### Dataset entries:
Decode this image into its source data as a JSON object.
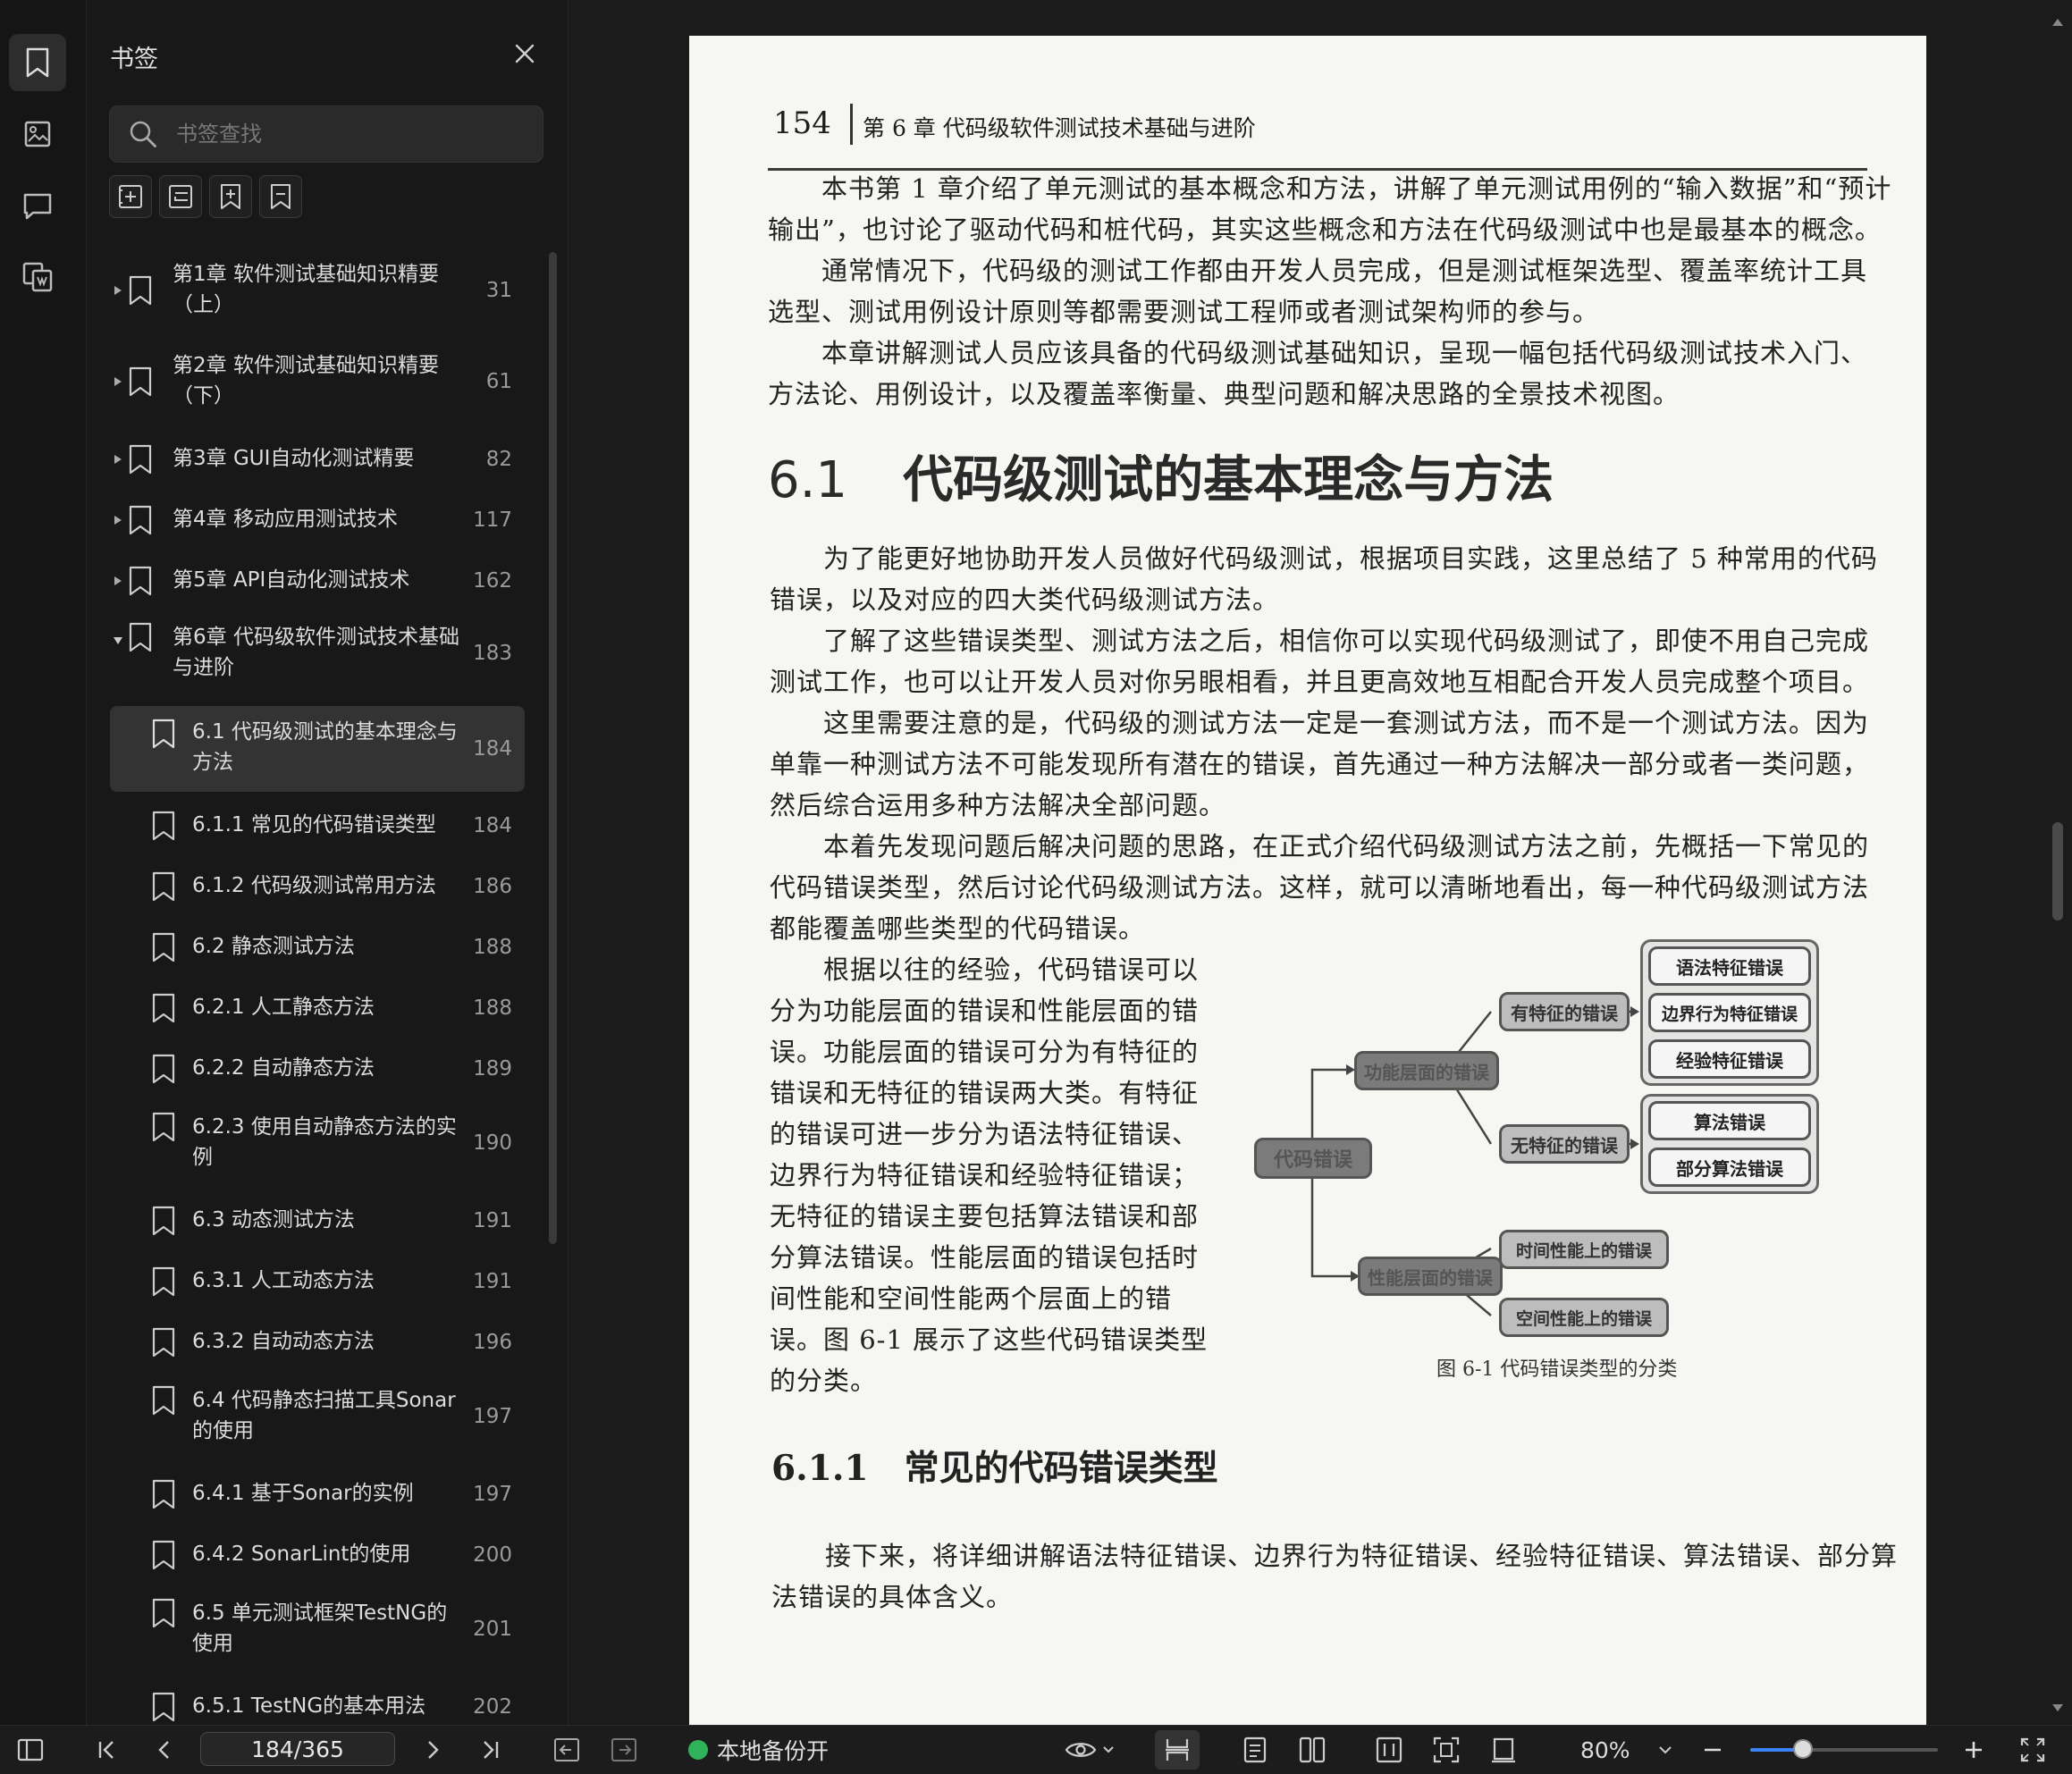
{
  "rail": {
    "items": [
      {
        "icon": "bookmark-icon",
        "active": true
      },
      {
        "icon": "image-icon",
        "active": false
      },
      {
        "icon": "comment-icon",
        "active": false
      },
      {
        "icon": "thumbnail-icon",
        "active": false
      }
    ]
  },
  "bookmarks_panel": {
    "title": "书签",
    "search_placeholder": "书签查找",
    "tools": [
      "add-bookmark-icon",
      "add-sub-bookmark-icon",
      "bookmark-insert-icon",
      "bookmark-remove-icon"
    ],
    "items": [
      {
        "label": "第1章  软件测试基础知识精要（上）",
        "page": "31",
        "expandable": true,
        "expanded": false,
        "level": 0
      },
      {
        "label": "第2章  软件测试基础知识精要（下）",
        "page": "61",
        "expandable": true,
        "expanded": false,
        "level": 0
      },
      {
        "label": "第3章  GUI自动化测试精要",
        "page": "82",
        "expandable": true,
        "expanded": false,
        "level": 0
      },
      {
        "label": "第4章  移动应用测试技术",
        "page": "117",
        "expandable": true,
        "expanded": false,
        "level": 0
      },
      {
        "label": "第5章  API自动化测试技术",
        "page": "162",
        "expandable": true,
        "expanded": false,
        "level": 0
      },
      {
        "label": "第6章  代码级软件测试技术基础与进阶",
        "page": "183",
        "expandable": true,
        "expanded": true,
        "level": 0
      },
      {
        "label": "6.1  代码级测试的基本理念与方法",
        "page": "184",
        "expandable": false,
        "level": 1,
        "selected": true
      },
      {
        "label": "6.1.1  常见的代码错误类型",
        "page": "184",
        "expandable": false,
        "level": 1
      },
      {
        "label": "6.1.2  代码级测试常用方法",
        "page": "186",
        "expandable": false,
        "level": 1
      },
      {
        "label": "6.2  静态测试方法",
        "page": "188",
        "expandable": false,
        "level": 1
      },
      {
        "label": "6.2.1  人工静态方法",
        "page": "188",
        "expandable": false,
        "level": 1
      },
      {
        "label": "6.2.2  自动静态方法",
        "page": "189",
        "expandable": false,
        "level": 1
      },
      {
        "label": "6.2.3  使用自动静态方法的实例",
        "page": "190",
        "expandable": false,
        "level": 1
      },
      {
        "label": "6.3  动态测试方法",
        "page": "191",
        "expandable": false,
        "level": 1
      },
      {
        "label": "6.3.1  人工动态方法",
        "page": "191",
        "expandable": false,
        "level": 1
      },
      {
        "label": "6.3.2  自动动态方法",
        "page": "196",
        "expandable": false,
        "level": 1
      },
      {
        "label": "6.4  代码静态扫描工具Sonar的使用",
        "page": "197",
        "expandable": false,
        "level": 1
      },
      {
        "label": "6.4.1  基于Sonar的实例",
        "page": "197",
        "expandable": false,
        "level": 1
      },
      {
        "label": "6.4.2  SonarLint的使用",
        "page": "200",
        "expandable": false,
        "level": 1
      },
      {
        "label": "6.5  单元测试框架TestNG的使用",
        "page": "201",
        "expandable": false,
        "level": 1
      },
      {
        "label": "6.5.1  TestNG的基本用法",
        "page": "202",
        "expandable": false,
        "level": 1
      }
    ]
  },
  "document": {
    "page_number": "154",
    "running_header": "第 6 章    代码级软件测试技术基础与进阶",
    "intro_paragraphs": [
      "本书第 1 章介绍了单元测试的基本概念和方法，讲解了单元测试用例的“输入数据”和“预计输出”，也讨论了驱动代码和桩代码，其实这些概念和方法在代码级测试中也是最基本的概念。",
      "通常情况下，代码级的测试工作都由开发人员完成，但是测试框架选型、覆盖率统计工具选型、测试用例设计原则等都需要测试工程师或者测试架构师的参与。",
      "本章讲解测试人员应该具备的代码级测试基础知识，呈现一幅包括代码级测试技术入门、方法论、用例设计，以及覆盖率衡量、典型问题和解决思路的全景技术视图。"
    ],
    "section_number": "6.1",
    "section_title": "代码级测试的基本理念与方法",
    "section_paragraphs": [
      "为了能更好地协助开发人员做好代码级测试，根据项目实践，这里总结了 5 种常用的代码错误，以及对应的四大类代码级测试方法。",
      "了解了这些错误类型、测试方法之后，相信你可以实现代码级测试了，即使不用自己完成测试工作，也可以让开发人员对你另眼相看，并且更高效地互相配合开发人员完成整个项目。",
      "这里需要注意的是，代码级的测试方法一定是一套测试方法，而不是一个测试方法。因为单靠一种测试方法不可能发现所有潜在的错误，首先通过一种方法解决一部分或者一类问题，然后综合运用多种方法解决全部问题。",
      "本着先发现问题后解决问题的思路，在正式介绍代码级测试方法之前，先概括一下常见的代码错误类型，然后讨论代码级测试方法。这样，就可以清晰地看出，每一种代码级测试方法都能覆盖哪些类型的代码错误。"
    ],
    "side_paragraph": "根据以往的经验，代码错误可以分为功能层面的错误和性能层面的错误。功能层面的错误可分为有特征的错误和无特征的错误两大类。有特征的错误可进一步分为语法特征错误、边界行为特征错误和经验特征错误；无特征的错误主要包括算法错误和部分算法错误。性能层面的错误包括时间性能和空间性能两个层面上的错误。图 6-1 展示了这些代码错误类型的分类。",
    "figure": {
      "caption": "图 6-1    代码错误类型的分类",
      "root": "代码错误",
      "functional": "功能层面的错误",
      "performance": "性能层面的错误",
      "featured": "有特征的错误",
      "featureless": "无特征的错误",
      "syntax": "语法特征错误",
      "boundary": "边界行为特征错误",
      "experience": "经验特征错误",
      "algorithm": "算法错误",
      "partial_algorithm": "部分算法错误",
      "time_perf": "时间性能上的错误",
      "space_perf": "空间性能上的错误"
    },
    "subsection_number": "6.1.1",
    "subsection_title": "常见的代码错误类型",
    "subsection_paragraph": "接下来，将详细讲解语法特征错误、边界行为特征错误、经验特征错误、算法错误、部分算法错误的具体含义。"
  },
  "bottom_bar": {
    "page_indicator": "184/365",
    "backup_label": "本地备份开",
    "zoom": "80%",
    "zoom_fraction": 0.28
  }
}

### Required work:
Find the string "代码级软件测试技术基础与进阶" in the entries above and return each line that holds it.

### Right answer:
        "label": "第6章  代码级软件测试技术基础与进阶",
    "running_header": "第 6 章    代码级软件测试技术基础与进阶",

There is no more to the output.